# start of RECORDS

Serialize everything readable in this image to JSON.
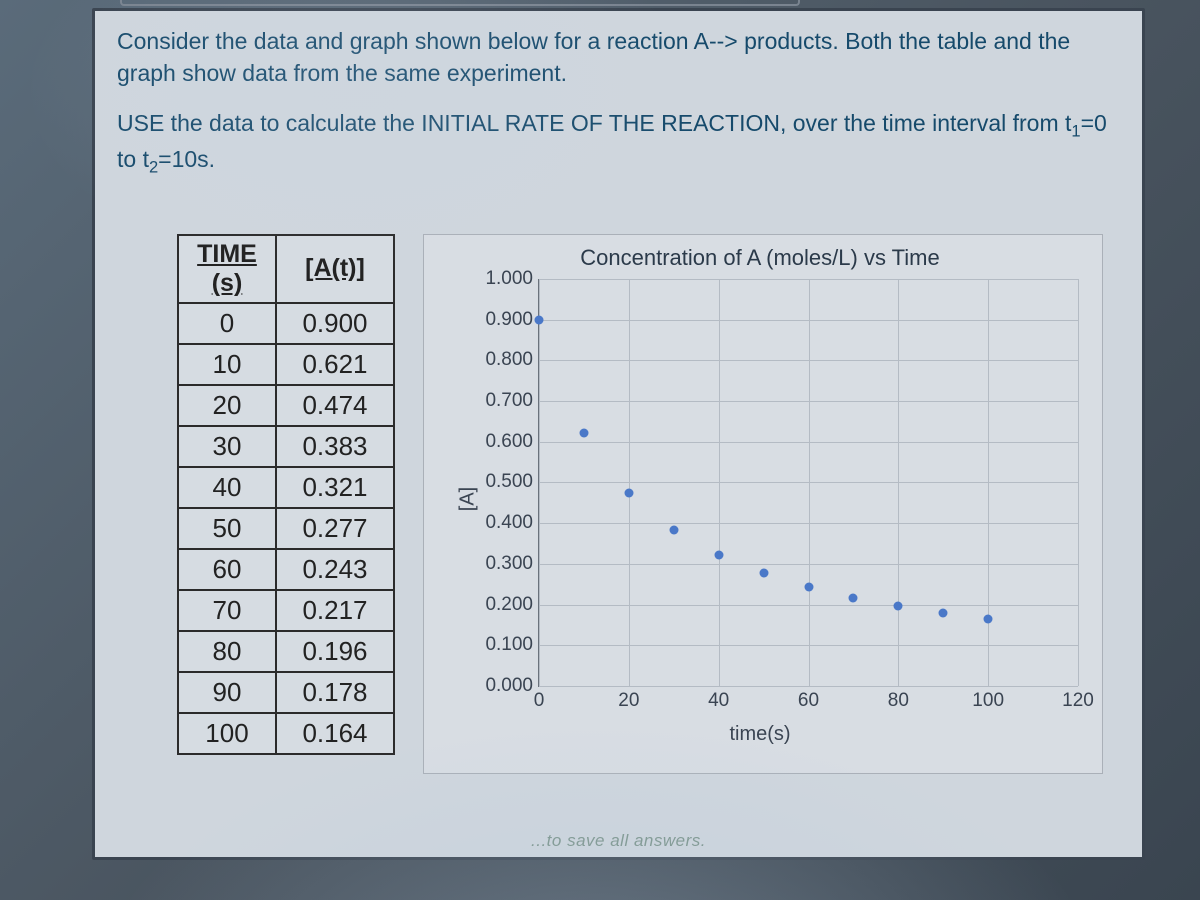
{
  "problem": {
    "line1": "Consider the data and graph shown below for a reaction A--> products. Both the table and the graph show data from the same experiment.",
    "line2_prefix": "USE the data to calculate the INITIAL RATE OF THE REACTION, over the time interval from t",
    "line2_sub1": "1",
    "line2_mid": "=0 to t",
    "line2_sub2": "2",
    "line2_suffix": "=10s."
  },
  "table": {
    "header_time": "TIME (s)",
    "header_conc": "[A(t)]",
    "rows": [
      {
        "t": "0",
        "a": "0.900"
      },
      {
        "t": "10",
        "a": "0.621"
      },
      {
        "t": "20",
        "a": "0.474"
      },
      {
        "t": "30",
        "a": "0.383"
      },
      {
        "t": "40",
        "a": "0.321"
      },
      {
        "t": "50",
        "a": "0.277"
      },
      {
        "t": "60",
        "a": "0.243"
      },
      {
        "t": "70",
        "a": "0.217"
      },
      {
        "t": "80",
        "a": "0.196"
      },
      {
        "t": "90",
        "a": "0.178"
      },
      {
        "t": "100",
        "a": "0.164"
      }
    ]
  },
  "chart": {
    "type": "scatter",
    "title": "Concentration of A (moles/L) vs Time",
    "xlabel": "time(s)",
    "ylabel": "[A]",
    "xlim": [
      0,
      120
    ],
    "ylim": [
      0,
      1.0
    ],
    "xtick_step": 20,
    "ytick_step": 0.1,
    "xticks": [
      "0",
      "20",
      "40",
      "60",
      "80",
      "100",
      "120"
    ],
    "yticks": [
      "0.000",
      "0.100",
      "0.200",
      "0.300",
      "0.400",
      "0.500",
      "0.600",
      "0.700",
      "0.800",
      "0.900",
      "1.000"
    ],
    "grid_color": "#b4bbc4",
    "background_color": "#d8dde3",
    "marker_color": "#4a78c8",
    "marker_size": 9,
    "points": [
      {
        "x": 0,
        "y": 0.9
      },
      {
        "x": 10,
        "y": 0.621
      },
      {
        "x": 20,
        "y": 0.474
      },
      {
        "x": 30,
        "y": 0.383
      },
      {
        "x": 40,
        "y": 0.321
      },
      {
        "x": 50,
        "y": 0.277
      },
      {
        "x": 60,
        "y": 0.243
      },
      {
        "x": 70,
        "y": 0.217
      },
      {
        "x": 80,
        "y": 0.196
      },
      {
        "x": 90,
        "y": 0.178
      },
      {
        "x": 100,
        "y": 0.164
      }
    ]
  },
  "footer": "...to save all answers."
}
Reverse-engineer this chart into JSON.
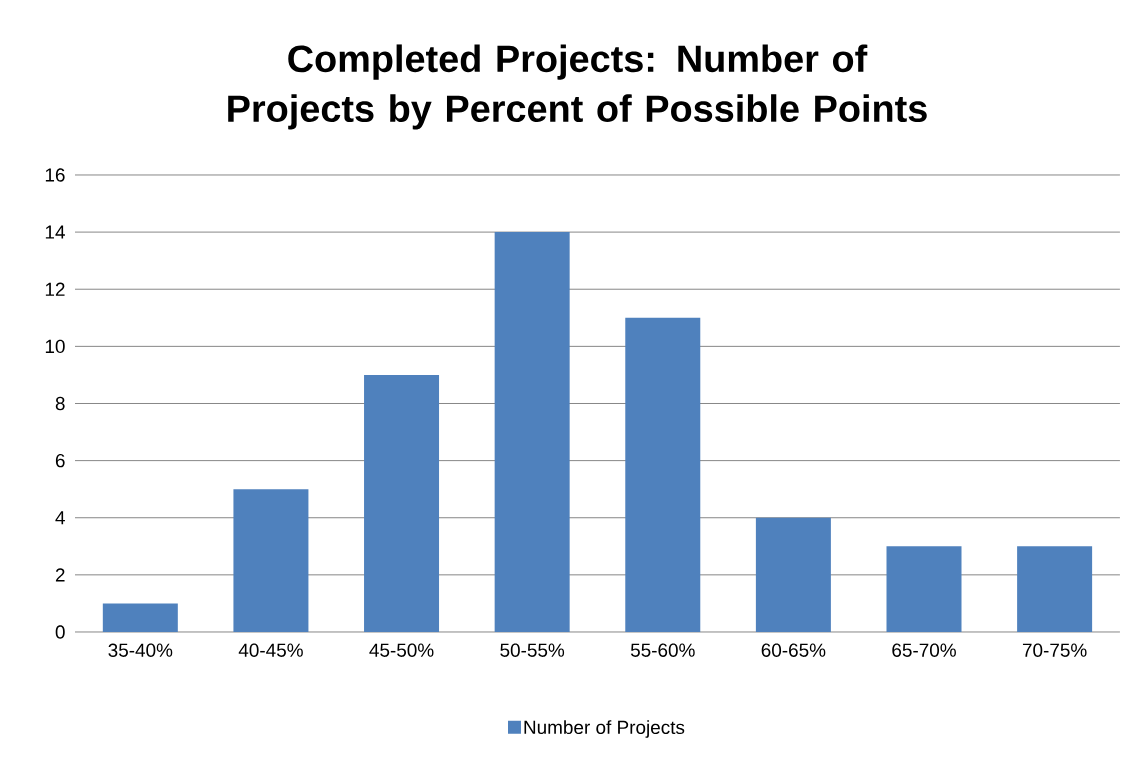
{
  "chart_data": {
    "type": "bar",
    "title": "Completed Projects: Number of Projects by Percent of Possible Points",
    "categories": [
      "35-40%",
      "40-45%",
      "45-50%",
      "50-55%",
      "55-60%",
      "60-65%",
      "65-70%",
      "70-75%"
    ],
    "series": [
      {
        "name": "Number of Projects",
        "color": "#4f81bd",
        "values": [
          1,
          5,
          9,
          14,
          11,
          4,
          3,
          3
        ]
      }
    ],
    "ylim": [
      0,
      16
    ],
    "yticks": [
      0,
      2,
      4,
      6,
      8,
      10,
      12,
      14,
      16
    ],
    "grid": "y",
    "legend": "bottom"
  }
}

# end of RECORDS
# start of RECORDS

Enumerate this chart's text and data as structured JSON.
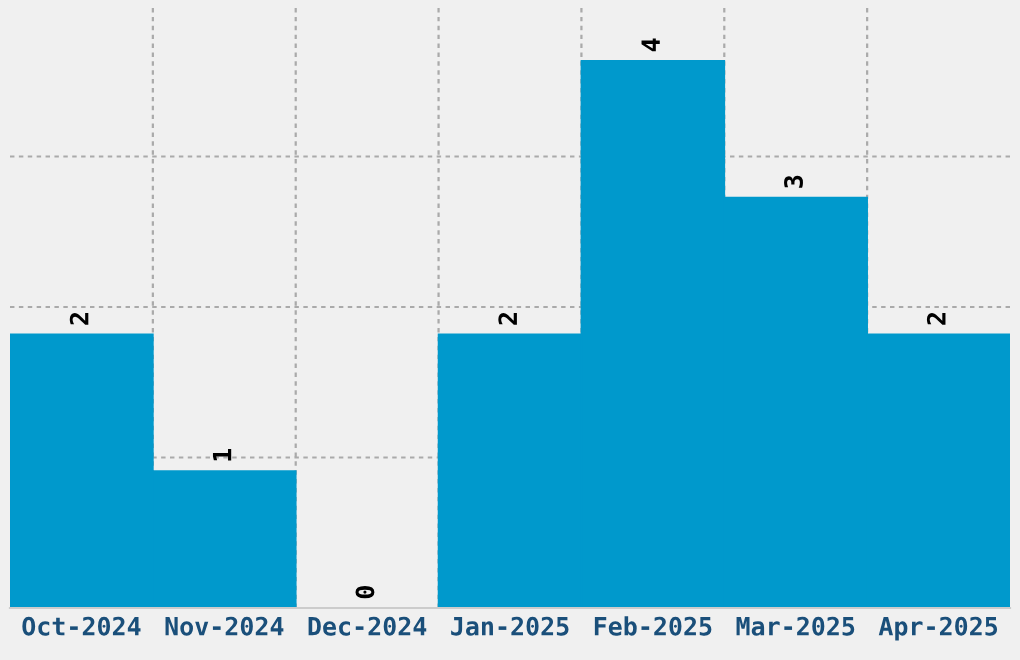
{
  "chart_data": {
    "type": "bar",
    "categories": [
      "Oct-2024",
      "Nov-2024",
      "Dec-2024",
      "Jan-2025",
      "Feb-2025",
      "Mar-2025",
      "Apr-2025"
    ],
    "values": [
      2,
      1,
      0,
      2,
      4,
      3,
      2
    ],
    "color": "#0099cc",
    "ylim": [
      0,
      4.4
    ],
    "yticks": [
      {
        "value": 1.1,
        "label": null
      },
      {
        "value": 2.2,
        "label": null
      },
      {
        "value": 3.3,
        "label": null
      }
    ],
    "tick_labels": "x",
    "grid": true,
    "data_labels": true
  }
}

# end of RECORDS

▶ WRITTEN TASK:
Give only a number: how many lines of the data hold the string "Projects"?

▶ SOLUTION TO THE EXERCISE:
2